Work to be completed: Below is a listing. Gather each line of it that contains "this".

Raw data:

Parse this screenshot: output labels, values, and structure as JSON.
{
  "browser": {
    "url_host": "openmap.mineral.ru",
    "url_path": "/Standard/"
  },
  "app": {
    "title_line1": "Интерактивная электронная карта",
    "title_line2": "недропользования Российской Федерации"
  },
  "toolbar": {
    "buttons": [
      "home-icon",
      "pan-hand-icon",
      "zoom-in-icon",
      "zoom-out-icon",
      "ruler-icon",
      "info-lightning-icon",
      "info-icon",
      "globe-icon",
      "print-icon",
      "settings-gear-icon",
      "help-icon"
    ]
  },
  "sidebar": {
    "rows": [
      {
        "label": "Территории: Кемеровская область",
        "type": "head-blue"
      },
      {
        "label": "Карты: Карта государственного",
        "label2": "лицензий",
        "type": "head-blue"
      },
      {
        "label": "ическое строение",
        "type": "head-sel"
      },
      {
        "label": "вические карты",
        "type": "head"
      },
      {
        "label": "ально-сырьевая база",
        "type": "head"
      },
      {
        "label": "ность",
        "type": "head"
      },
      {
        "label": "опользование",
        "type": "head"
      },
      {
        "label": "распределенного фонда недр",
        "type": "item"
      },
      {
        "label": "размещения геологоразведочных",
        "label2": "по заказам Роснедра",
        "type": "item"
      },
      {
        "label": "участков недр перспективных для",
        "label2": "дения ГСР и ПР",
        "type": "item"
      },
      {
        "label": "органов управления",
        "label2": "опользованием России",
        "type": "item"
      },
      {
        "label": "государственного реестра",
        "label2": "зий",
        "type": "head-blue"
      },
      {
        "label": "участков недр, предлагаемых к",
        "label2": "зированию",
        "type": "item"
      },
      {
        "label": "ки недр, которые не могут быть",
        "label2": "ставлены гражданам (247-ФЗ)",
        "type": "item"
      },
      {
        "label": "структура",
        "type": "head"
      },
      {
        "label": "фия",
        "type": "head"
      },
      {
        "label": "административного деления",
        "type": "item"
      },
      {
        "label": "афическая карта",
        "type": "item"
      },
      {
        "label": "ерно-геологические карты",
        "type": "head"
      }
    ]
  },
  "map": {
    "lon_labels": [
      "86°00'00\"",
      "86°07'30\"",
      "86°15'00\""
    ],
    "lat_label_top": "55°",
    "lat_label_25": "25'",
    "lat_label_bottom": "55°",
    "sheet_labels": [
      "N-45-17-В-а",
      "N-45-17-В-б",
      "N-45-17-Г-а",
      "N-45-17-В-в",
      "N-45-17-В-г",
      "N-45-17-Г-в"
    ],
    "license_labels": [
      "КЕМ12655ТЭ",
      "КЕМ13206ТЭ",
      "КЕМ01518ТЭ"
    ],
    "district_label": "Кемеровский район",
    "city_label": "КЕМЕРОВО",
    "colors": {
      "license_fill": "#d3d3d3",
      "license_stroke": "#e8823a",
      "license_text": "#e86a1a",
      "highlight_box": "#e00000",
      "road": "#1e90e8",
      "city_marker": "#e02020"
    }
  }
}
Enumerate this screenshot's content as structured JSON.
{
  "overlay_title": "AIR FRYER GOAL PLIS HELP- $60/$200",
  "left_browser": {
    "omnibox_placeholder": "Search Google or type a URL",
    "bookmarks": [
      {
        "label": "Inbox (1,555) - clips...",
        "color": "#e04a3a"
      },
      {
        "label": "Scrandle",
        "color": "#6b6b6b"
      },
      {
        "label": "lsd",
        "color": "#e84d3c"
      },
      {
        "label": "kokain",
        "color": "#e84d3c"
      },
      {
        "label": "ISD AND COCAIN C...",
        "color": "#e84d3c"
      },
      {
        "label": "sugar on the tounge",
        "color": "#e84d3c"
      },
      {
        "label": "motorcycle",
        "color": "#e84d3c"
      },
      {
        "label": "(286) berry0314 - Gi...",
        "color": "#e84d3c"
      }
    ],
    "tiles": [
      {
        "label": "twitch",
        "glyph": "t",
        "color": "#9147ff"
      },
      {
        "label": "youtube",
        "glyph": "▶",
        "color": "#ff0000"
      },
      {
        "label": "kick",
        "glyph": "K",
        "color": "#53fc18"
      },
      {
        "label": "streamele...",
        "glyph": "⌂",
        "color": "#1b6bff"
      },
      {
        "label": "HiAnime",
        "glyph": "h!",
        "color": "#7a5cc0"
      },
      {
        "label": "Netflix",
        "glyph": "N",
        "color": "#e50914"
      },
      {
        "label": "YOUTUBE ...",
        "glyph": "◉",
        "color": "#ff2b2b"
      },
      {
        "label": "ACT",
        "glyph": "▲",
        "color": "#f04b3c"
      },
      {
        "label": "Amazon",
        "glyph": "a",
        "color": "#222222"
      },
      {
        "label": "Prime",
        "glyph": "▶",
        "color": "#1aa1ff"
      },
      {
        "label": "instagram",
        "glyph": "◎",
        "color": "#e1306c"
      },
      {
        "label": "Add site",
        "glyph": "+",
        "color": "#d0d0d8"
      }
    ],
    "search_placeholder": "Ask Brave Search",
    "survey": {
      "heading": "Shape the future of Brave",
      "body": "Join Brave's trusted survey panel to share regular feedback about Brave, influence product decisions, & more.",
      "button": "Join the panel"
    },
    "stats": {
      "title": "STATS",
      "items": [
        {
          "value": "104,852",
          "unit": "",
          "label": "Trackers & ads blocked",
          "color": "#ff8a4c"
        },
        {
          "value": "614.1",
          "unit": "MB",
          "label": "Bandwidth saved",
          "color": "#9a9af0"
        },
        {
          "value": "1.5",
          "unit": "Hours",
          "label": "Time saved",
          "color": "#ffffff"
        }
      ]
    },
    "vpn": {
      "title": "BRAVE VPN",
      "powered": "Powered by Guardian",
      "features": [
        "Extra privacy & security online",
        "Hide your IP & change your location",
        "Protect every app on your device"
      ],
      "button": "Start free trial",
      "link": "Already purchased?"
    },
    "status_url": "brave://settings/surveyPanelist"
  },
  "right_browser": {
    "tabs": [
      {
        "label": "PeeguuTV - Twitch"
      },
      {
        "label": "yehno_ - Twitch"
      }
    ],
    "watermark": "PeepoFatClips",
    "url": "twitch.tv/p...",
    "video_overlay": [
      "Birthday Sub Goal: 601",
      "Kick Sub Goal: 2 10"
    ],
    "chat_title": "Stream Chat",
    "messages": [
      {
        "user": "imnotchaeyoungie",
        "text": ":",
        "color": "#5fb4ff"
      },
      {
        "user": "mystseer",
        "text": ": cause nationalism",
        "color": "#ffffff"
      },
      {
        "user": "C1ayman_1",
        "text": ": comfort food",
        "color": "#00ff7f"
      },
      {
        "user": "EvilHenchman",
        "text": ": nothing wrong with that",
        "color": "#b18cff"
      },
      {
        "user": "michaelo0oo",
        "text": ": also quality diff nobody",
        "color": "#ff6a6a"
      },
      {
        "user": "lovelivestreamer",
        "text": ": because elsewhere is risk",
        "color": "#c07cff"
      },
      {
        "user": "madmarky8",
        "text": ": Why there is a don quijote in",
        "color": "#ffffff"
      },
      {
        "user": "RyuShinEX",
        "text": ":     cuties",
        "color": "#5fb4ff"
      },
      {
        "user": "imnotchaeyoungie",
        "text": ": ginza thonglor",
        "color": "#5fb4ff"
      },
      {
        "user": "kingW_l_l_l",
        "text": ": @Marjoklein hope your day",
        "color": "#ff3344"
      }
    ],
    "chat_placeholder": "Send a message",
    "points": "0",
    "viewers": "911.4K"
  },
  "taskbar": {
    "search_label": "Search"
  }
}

Exercise response:
Parse this screenshot: output labels, values, and structure as JSON.
Enumerate this screenshot's content as structured JSON.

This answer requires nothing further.